• [CHALLENGE]: How many lines in the records below hold the string "walcowaniu"? Please answer with the number and nothing more.

○ ○ ○ ○

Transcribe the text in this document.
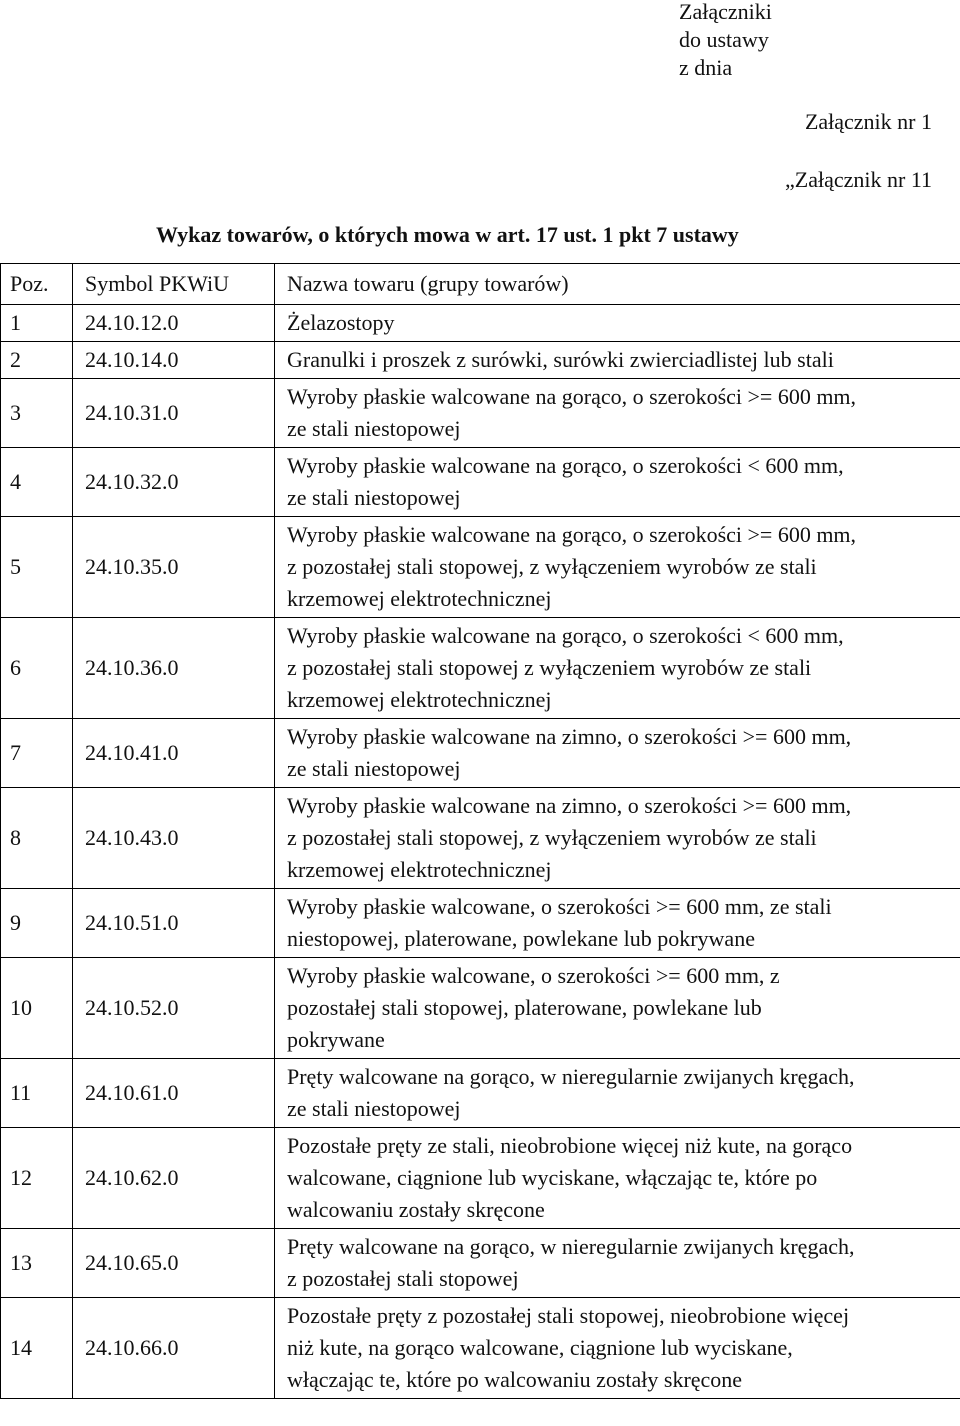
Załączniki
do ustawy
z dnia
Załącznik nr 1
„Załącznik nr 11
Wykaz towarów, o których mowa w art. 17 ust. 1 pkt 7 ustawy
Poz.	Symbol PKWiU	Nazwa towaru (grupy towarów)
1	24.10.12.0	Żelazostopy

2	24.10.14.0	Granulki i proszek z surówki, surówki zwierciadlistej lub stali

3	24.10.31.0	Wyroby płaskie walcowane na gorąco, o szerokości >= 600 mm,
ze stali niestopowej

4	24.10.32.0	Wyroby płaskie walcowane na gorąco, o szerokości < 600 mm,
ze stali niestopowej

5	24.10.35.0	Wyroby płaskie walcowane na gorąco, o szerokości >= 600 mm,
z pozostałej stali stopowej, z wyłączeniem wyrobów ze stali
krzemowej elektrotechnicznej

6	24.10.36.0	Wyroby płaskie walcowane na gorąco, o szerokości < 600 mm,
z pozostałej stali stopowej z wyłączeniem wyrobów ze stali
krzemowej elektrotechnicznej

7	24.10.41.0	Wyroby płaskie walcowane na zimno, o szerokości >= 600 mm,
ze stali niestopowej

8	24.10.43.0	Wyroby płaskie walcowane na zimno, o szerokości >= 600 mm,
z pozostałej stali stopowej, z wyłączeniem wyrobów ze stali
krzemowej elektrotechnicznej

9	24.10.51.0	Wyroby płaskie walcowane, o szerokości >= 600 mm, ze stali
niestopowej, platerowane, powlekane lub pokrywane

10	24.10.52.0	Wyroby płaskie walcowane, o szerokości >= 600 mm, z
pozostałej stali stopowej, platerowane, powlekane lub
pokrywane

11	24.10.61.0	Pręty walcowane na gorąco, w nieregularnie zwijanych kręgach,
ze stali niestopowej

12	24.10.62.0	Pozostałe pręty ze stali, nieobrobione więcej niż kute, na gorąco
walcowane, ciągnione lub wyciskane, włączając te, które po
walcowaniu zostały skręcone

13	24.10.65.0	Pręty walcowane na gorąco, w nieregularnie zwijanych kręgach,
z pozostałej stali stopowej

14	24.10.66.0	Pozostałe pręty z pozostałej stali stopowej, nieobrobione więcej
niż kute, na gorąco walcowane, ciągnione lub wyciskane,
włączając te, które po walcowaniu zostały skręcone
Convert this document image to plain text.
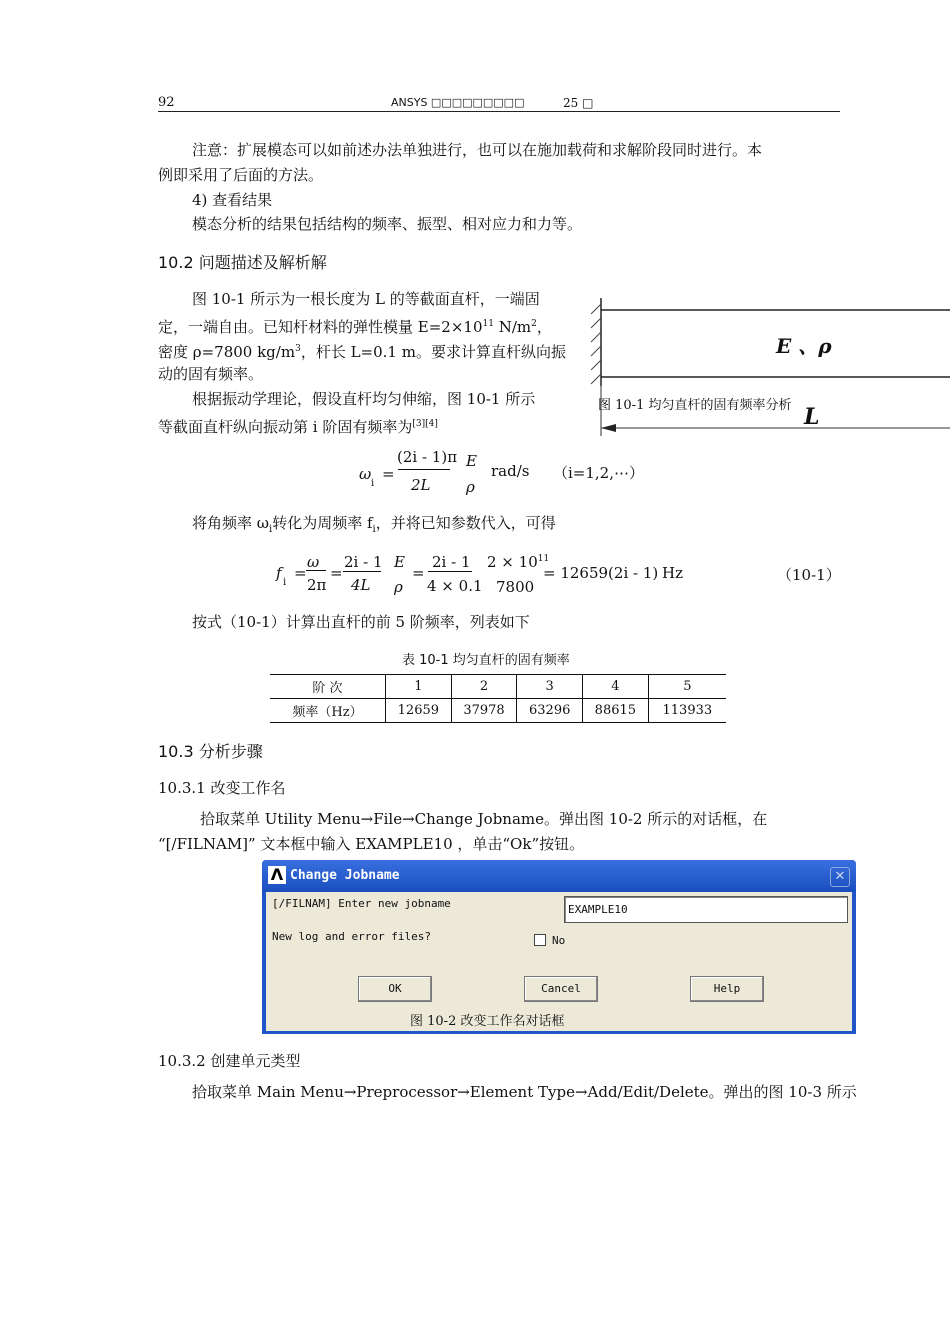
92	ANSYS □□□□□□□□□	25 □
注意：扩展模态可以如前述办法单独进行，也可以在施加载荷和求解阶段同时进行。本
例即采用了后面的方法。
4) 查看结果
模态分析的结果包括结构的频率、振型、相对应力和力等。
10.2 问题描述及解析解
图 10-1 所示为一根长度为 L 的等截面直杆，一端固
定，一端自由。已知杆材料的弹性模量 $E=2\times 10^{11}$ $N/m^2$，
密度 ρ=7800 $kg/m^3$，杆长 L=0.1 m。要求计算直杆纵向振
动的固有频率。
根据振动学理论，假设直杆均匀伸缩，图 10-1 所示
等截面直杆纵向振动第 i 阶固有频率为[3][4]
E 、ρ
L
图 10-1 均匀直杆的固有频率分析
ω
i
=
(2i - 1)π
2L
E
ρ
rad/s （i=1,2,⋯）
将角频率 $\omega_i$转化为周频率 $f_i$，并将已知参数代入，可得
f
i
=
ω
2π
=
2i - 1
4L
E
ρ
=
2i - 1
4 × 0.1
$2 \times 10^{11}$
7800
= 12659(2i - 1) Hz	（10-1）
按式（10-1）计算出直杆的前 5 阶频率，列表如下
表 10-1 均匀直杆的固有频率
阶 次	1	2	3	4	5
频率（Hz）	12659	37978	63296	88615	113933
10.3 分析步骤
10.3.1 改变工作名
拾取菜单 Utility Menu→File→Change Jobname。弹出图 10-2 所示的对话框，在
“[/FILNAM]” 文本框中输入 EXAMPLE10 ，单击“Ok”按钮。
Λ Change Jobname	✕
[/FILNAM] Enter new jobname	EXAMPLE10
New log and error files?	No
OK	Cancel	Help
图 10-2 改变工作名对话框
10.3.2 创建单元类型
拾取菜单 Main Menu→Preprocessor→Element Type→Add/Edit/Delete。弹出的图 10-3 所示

○ ○ ○ ○

• [THE OUTPUT]: 2